→ Given problem
Write the material out again exactly.

[Start Data extract]

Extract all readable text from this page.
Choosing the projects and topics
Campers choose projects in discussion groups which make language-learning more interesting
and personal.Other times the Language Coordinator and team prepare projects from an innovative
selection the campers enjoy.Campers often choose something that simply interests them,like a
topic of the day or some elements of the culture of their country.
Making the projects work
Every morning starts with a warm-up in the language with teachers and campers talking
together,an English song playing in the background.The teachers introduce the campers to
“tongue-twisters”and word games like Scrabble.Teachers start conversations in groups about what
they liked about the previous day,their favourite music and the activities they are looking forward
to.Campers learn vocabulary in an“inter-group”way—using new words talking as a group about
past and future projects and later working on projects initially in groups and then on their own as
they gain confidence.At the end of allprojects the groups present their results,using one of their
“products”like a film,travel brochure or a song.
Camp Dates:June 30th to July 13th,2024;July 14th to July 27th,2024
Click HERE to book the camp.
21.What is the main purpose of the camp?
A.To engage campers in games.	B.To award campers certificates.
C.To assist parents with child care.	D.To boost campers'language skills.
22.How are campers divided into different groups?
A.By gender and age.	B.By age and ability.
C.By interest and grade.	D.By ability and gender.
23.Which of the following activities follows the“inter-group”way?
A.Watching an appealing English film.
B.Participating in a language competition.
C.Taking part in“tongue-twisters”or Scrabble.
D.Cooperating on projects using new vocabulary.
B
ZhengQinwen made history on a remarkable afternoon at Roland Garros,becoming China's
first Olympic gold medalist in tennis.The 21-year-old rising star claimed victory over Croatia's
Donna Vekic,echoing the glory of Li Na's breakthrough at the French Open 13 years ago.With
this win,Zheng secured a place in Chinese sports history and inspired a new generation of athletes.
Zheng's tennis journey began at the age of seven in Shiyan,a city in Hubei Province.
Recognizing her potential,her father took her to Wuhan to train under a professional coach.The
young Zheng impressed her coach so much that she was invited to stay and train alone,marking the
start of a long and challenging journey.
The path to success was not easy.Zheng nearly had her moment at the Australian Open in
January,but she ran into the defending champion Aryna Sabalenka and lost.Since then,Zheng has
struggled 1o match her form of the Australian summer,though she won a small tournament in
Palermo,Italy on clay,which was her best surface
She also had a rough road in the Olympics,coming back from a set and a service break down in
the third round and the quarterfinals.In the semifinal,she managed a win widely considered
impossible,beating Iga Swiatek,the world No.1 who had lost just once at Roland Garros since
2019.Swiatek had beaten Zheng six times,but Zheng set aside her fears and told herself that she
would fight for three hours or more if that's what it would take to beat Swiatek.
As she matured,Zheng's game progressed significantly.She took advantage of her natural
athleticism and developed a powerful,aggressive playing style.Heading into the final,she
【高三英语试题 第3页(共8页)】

[End Data extract]

→ Final result
Extract all readable text from this page.
Choosing the projects and topics
Campers choose projects in discussion groups which make language-learning more interesting
and personal.Other times the Language Coordinator and team prepare projects from an innovative
selection the campers enjoy.Campers often choose something that simply interests them,like a
topic of the day or some elements of the culture of their country.
Making the projects work
Every morning starts with a warm-up in the language with teachers and campers talking
together,an English song playing in the background.The teachers introduce the campers to
“tongue-twisters”and word games like Scrabble.Teachers start conversations in groups about what
they liked about the previous day,their favourite music and the activities they are looking forward
to.Campers learn vocabulary in an“inter-group”way—using new words talking as a group about
past and future projects and later working on projects initially in groups and then on their own as
they gain confidence.At the end of allprojects the groups present their results,using one of their
“products”like a film,travel brochure or a song.
Camp Dates:June 30th to July 13th,2024;July 14th to July 27th,2024
Click HERE to book the camp.
21.What is the main purpose of the camp?
A.To engage campers in games.	B.To award campers certificates.
C.To assist parents with child care.	D.To boost campers'language skills.
22.How are campers divided into different groups?
A.By gender and age.	B.By age and ability.
C.By interest and grade.	D.By ability and gender.
23.Which of the following activities follows the“inter-group”way?
A.Watching an appealing English film.
B.Participating in a language competition.
C.Taking part in“tongue-twisters”or Scrabble.
D.Cooperating on projects using new vocabulary.
B
ZhengQinwen made history on a remarkable afternoon at Roland Garros,becoming China's
first Olympic gold medalist in tennis.The 21-year-old rising star claimed victory over Croatia's
Donna Vekic,echoing the glory of Li Na's breakthrough at the French Open 13 years ago.With
this win,Zheng secured a place in Chinese sports history and inspired a new generation of athletes.
Zheng's tennis journey began at the age of seven in Shiyan,a city in Hubei Province.
Recognizing her potential,her father took her to Wuhan to train under a professional coach.The
young Zheng impressed her coach so much that she was invited to stay and train alone,marking the
start of a long and challenging journey.
The path to success was not easy.Zheng nearly had her moment at the Australian Open in
January,but she ran into the defending champion Aryna Sabalenka and lost.Since then,Zheng has
struggled 1o match her form of the Australian summer,though she won a small tournament in
Palermo,Italy on clay,which was her best surface
She also had a rough road in the Olympics,coming back from a set and a service break down in
the third round and the quarterfinals.In the semifinal,she managed a win widely considered
impossible,beating Iga Swiatek,the world No.1 who had lost just once at Roland Garros since
2019.Swiatek had beaten Zheng six times,but Zheng set aside her fears and told herself that she
would fight for three hours or more if that's what it would take to beat Swiatek.
As she matured,Zheng's game progressed significantly.She took advantage of her natural
athleticism and developed a powerful,aggressive playing style.Heading into the final,she
【高三英语试题 第3页(共8页)】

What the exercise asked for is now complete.